───── Data records ─────

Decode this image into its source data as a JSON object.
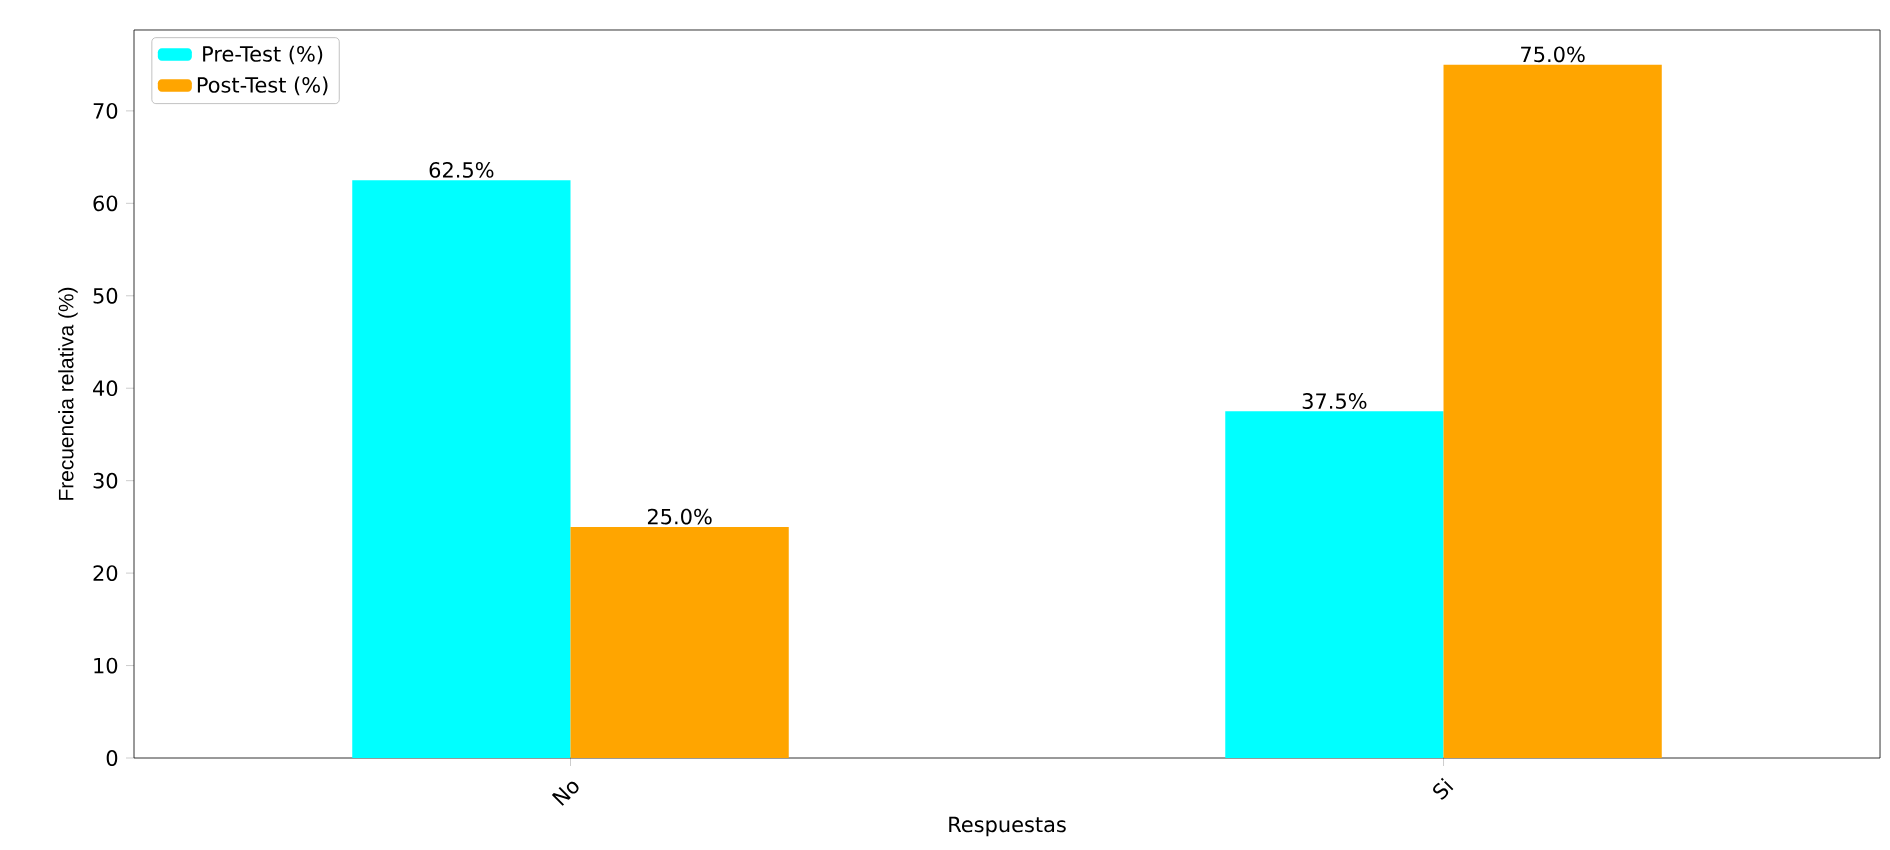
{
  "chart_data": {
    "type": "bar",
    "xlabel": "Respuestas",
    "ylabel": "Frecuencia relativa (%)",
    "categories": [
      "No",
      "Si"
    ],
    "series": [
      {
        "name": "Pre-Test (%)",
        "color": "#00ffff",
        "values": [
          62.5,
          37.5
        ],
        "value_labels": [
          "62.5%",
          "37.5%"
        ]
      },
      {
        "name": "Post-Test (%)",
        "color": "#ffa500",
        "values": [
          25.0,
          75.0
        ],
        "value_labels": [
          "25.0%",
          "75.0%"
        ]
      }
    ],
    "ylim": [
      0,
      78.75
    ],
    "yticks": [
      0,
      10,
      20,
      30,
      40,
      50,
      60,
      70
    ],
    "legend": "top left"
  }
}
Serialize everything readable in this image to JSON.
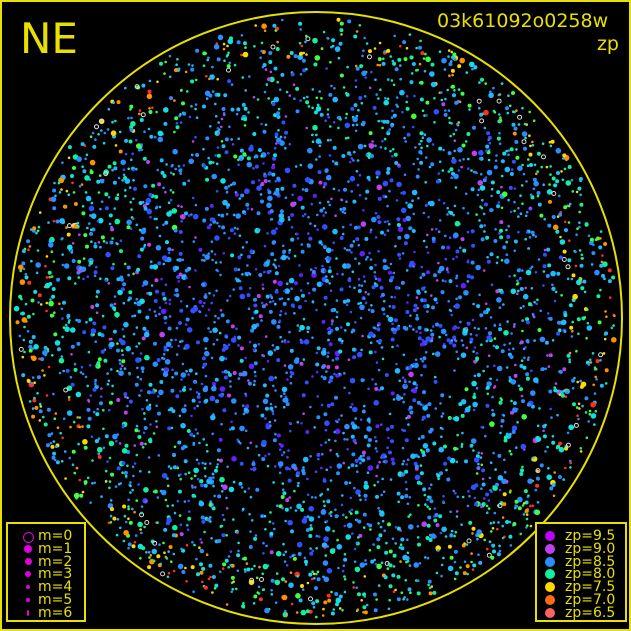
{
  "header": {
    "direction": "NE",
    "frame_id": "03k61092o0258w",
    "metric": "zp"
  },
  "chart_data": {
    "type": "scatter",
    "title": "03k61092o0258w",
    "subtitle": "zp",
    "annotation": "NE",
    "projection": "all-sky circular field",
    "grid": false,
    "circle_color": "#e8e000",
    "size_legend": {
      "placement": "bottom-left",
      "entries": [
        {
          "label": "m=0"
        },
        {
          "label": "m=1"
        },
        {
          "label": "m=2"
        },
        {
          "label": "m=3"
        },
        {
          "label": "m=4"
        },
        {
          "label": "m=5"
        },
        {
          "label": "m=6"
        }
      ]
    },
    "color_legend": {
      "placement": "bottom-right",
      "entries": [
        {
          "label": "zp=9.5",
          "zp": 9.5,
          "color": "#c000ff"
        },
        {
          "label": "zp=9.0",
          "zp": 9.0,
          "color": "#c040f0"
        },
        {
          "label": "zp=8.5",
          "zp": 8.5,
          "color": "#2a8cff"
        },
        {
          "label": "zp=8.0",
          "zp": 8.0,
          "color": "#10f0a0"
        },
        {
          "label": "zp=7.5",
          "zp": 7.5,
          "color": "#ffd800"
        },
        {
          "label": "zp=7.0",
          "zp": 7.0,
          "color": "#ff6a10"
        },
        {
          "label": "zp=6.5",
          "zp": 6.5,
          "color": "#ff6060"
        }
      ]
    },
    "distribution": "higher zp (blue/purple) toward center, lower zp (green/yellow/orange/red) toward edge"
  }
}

─────

- [What to do]:
The material above must be printed exactly, with its pictures left out.

- [Problem solution]:
Decode this image into its source data as a JSON object.
{
  "chart_data": {
    "type": "bar",
    "xlabel": "Respuestas",
    "ylabel": "Frecuencia relativa (%)",
    "categories": [
      "No",
      "Si"
    ],
    "series": [
      {
        "name": "Pre-Test (%)",
        "color": "#00ffff",
        "values": [
          62.5,
          37.5
        ],
        "value_labels": [
          "62.5%",
          "37.5%"
        ]
      },
      {
        "name": "Post-Test (%)",
        "color": "#ffa500",
        "values": [
          25.0,
          75.0
        ],
        "value_labels": [
          "25.0%",
          "75.0%"
        ]
      }
    ],
    "ylim": [
      0,
      78.75
    ],
    "yticks": [
      0,
      10,
      20,
      30,
      40,
      50,
      60,
      70
    ],
    "legend": "top left"
  }
}
Serialize everything readable in this image to JSON.
{
  "header": {
    "direction": "NE",
    "frame_id": "03k61092o0258w",
    "metric": "zp"
  },
  "chart_data": {
    "type": "scatter",
    "title": "03k61092o0258w",
    "subtitle": "zp",
    "annotation": "NE",
    "projection": "all-sky circular field",
    "grid": false,
    "circle_color": "#e8e000",
    "size_legend": {
      "placement": "bottom-left",
      "entries": [
        {
          "label": "m=0"
        },
        {
          "label": "m=1"
        },
        {
          "label": "m=2"
        },
        {
          "label": "m=3"
        },
        {
          "label": "m=4"
        },
        {
          "label": "m=5"
        },
        {
          "label": "m=6"
        }
      ]
    },
    "color_legend": {
      "placement": "bottom-right",
      "entries": [
        {
          "label": "zp=9.5",
          "zp": 9.5,
          "color": "#c000ff"
        },
        {
          "label": "zp=9.0",
          "zp": 9.0,
          "color": "#c040f0"
        },
        {
          "label": "zp=8.5",
          "zp": 8.5,
          "color": "#2a8cff"
        },
        {
          "label": "zp=8.0",
          "zp": 8.0,
          "color": "#10f0a0"
        },
        {
          "label": "zp=7.5",
          "zp": 7.5,
          "color": "#ffd800"
        },
        {
          "label": "zp=7.0",
          "zp": 7.0,
          "color": "#ff6a10"
        },
        {
          "label": "zp=6.5",
          "zp": 6.5,
          "color": "#ff6060"
        }
      ]
    },
    "distribution": "higher zp (blue/purple) toward center, lower zp (green/yellow/orange/red) toward edge"
  }
}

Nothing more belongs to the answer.